• Provided information:
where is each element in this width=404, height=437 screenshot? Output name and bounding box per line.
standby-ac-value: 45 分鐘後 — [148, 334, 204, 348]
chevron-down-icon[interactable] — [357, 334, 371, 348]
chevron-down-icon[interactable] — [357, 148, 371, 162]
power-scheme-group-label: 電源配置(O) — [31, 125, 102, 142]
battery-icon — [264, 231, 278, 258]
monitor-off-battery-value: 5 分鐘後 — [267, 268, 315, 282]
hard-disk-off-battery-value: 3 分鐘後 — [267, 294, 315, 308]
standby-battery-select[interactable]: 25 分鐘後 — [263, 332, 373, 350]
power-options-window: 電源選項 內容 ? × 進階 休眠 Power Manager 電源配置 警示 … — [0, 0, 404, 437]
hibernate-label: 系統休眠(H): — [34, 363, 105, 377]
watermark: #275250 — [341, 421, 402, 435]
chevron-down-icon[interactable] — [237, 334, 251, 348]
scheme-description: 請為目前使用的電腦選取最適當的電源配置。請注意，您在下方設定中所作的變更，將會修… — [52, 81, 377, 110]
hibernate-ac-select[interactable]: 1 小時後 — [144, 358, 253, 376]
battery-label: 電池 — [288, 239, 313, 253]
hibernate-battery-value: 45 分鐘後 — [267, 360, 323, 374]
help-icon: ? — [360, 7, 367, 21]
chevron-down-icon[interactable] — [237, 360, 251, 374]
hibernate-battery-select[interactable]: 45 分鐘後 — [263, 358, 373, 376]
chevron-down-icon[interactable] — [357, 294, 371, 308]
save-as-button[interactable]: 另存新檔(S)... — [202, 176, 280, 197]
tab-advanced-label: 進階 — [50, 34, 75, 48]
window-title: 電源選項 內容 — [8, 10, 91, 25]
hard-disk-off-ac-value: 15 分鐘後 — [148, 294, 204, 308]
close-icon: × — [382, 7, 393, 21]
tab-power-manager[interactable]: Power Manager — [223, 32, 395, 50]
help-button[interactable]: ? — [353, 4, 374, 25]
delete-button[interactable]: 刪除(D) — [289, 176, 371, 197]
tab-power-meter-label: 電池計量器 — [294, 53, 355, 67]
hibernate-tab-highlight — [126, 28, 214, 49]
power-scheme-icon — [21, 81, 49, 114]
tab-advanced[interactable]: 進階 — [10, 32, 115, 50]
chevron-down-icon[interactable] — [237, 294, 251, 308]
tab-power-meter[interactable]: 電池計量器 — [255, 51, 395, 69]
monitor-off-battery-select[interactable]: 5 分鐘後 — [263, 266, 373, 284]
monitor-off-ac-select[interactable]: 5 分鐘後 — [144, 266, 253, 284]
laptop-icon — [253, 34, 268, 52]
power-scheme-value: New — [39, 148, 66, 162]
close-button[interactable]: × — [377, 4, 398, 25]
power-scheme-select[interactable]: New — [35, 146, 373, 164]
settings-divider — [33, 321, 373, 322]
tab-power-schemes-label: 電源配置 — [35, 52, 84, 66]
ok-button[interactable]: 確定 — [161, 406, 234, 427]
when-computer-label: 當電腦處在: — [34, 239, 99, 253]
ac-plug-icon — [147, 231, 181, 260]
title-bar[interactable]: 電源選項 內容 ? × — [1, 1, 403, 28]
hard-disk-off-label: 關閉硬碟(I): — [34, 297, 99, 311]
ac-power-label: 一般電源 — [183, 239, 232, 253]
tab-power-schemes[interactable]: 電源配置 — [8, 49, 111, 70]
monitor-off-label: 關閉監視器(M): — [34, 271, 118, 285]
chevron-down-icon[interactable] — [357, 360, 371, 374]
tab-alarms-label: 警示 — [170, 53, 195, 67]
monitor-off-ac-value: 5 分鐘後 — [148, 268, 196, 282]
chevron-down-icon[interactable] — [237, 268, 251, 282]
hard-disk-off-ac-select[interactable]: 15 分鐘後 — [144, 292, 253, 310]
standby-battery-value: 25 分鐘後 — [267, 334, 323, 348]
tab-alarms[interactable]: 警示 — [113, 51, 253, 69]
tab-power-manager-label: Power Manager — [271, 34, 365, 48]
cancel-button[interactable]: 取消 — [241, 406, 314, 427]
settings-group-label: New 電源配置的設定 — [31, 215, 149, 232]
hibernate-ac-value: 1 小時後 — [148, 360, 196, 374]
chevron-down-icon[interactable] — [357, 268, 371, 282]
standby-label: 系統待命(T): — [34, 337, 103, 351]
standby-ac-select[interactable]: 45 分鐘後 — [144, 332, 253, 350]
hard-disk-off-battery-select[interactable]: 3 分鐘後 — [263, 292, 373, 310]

• Task statement: Format every line of the entries above as a JSON list of strings, one string per line, leaving out blank lines.

• Worked answer:
[
  "where is each element in this width=404, height=437 screenshot? Output name and bounding box per line.",
  "standby-ac-value: 45 分鐘後 — [148, 334, 204, 348]",
  "chevron-down-icon[interactable] — [357, 334, 371, 348]",
  "chevron-down-icon[interactable] — [357, 148, 371, 162]",
  "power-scheme-group-label: 電源配置(O) — [31, 125, 102, 142]",
  "battery-icon — [264, 231, 278, 258]",
  "monitor-off-battery-value: 5 分鐘後 — [267, 268, 315, 282]",
  "hard-disk-off-battery-value: 3 分鐘後 — [267, 294, 315, 308]",
  "standby-battery-select[interactable]: 25 分鐘後 — [263, 332, 373, 350]",
  "power-options-window: 電源選項 內容 ? × 進階 休眠 Power Manager 電源配置 警示 … — [0, 0, 404, 437]",
  "hibernate-label: 系統休眠(H): — [34, 363, 105, 377]",
  "watermark: #275250 — [341, 421, 402, 435]",
  "chevron-down-icon[interactable] — [237, 334, 251, 348]",
  "scheme-description: 請為目前使用的電腦選取最適當的電源配置。請注意，您在下方設定中所作的變更，將會修… — [52, 81, 377, 110]",
  "hibernate-ac-select[interactable]: 1 小時後 — [144, 358, 253, 376]",
  "battery-label: 電池 — [288, 239, 313, 253]",
  "hibernate-battery-value: 45 分鐘後 — [267, 360, 323, 374]",
  "help-icon: ? — [360, 7, 367, 21]",
  "chevron-down-icon[interactable] — [237, 360, 251, 374]",
  "hibernate-battery-select[interactable]: 45 分鐘後 — [263, 358, 373, 376]",
  "chevron-down-icon[interactable] — [357, 294, 371, 308]",
  "save-as-button[interactable]: 另存新檔(S)... — [202, 176, 280, 197]",
  "tab-advanced-label: 進階 — [50, 34, 75, 48]",
  "window-title: 電源選項 內容 — [8, 10, 91, 25]",
  "hard-disk-off-ac-value: 15 分鐘後 — [148, 294, 204, 308]",
  "close-icon: × — [382, 7, 393, 21]",
  "tab-power-manager[interactable]: Power Manager — [223, 32, 395, 50]",
  "help-button[interactable]: ? — [353, 4, 374, 25]",
  "delete-button[interactable]: 刪除(D) — [289, 176, 371, 197]",
  "tab-power-meter-label: 電池計量器 — [294, 53, 355, 67]",
  "hibernate-tab-highlight — [126, 28, 214, 49]",
  "power-scheme-icon — [21, 81, 49, 114]",
  "tab-advanced[interactable]: 進階 — [10, 32, 115, 50]",
  "chevron-down-icon[interactable] — [237, 294, 251, 308]",
  "tab-power-meter[interactable]: 電池計量器 — [255, 51, 395, 69]",
  "monitor-off-battery-select[interactable]: 5 分鐘後 — [263, 266, 373, 284]",
  "monitor-off-ac-select[interactable]: 5 分鐘後 — [144, 266, 253, 284]",
  "laptop-icon — [253, 34, 268, 52]",
  "power-scheme-value: New — [39, 148, 66, 162]",
  "close-button[interactable]: × — [377, 4, 398, 25]",
  "power-scheme-select[interactable]: New — [35, 146, 373, 164]",
  "settings-divider — [33, 321, 373, 322]",
  "tab-power-schemes-label: 電源配置 — [35, 52, 84, 66]",
  "ok-button[interactable]: 確定 — [161, 406, 234, 427]",
  "when-computer-label: 當電腦處在: — [34, 239, 99, 253]",
  "ac-plug-icon — [147, 231, 181, 260]",
  "title-bar[interactable]: 電源選項 內容 ? × — [1, 1, 403, 28]",
  "hard-disk-off-label: 關閉硬碟(I): — [34, 297, 99, 311]",
  "ac-power-label: 一般電源 — [183, 239, 232, 253]",
  "tab-power-schemes[interactable]: 電源配置 — [8, 49, 111, 70]",
  "monitor-off-label: 關閉監視器(M): — [34, 271, 118, 285]",
  "chevron-down-icon[interactable] — [357, 360, 371, 374]",
  "tab-alarms-label: 警示 — [170, 53, 195, 67]",
  "monitor-off-ac-value: 5 分鐘後 — [148, 268, 196, 282]",
  "chevron-down-icon[interactable] — [237, 268, 251, 282]",
  "hard-disk-off-ac-select[interactable]: 15 分鐘後 — [144, 292, 253, 310]",
  "standby-battery-value: 25 分鐘後 — [267, 334, 323, 348]",
  "tab-alarms[interactable]: 警示 — [113, 51, 253, 69]",
  "tab-power-manager-label: Power Manager — [271, 34, 365, 48]",
  "cancel-button[interactable]: 取消 — [241, 406, 314, 427]",
  "settings-group-label: New 電源配置的設定 — [31, 215, 149, 232]",
  "hibernate-ac-value: 1 小時後 — [148, 360, 196, 374]",
  "chevron-down-icon[interactable] — [357, 268, 371, 282]",
  "standby-label: 系統待命(T): — [34, 337, 103, 351]",
  "standby-ac-select[interactable]: 45 分鐘後 — [144, 332, 253, 350]",
  "hard-disk-off-battery-select[interactable]: 3 分鐘後 — [263, 292, 373, 310]"
]